DIRECTIONS
Determine how many lines below hold the string "plutôt". Reply with the number alone.

☆ ☆ ☆ ☆ ☆

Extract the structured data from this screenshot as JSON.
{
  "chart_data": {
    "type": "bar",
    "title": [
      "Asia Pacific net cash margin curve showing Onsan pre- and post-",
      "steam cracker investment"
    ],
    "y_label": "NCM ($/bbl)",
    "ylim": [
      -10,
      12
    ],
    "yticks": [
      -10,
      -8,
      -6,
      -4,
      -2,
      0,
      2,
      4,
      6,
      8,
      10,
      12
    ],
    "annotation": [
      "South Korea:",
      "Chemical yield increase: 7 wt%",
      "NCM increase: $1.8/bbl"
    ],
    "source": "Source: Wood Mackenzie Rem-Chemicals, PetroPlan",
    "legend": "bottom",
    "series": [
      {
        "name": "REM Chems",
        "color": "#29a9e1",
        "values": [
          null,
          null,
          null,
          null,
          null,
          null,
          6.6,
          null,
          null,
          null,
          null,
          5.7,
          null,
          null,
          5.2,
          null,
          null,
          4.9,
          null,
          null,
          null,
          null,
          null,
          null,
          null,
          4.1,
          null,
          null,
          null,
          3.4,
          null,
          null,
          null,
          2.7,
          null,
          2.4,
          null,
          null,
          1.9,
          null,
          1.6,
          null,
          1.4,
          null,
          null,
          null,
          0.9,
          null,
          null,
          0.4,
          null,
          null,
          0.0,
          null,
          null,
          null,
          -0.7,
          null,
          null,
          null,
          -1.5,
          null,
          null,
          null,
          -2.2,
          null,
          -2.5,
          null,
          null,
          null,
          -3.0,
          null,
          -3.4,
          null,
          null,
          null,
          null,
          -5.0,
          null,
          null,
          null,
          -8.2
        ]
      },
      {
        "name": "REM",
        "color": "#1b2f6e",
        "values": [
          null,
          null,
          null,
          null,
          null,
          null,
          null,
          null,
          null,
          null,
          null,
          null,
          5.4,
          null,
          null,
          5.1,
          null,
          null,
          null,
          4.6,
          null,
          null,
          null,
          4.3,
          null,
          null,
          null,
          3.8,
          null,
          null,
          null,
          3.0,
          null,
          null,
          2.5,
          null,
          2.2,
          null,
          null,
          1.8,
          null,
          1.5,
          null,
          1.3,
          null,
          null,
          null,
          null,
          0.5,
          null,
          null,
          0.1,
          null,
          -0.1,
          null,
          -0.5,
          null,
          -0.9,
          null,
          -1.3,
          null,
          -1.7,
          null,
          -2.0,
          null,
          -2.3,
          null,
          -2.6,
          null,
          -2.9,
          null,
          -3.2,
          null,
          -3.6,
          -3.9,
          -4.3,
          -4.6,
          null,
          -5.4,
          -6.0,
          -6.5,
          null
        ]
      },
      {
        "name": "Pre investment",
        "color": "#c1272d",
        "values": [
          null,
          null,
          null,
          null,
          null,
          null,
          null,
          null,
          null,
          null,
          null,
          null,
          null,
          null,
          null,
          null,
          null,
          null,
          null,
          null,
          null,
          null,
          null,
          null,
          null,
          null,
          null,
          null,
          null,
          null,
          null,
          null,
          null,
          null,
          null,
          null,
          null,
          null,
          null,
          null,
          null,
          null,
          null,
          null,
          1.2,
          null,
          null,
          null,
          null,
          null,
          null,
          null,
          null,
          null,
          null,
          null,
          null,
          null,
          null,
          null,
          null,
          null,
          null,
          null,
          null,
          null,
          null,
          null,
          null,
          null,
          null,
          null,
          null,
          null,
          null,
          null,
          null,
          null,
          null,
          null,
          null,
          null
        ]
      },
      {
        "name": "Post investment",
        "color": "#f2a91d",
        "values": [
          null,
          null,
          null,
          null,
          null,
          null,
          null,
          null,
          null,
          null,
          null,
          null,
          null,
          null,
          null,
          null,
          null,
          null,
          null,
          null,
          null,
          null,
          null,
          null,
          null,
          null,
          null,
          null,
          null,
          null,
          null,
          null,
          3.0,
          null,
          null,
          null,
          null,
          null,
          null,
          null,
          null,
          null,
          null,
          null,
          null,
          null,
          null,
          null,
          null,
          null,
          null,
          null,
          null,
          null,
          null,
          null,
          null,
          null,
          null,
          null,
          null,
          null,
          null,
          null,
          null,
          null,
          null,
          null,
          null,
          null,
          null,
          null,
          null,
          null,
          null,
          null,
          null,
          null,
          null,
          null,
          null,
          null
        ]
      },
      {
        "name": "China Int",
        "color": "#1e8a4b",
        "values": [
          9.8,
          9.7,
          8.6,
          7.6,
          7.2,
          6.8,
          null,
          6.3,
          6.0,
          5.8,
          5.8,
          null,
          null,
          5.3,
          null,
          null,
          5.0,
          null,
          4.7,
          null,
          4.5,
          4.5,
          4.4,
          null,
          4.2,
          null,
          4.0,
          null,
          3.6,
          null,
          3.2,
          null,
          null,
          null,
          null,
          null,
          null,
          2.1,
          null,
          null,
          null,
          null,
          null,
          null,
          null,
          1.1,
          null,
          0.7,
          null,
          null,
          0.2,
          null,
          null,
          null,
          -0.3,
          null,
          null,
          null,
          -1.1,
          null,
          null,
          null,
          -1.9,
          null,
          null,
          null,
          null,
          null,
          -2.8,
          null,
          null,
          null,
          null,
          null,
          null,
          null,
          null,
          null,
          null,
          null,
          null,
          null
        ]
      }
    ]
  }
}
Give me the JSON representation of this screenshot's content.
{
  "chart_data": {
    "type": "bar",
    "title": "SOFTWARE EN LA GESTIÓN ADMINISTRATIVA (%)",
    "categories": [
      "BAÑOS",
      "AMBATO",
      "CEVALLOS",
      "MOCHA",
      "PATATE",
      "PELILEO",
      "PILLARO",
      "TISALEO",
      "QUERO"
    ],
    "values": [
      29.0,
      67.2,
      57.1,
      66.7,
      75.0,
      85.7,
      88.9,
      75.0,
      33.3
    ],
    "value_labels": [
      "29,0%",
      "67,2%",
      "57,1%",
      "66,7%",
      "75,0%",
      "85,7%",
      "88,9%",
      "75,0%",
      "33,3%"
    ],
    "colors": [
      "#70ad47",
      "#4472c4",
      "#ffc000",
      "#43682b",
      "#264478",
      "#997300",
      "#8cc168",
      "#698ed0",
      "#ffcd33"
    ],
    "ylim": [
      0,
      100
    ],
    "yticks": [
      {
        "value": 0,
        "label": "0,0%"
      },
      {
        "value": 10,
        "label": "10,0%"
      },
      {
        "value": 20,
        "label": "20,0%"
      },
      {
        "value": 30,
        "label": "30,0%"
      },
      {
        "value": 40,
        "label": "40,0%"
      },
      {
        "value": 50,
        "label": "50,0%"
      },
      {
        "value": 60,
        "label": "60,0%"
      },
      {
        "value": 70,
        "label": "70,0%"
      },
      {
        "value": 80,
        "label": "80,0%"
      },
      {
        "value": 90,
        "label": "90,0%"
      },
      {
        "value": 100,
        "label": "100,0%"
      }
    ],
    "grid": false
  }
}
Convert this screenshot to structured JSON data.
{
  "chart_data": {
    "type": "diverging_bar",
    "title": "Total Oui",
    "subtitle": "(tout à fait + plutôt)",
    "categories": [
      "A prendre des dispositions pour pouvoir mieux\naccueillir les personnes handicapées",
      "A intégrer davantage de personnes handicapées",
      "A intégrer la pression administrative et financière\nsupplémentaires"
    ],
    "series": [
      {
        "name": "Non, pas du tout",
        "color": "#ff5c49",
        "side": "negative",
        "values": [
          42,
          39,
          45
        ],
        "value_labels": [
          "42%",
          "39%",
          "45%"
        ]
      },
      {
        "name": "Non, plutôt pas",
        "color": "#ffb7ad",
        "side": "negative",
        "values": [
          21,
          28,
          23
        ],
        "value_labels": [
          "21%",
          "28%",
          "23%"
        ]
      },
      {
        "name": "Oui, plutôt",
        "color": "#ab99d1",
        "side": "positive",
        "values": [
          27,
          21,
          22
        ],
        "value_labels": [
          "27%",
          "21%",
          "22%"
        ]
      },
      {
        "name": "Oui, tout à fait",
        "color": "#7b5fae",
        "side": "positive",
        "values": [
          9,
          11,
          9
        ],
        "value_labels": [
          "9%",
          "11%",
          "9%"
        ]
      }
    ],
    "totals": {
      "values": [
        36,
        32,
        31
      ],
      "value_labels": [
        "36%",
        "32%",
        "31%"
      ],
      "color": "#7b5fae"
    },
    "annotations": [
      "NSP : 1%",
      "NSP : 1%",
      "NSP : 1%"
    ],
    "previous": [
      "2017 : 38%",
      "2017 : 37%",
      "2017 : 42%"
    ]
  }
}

☆ ☆ ☆ ☆ ☆

EXPECTED ANSWER
3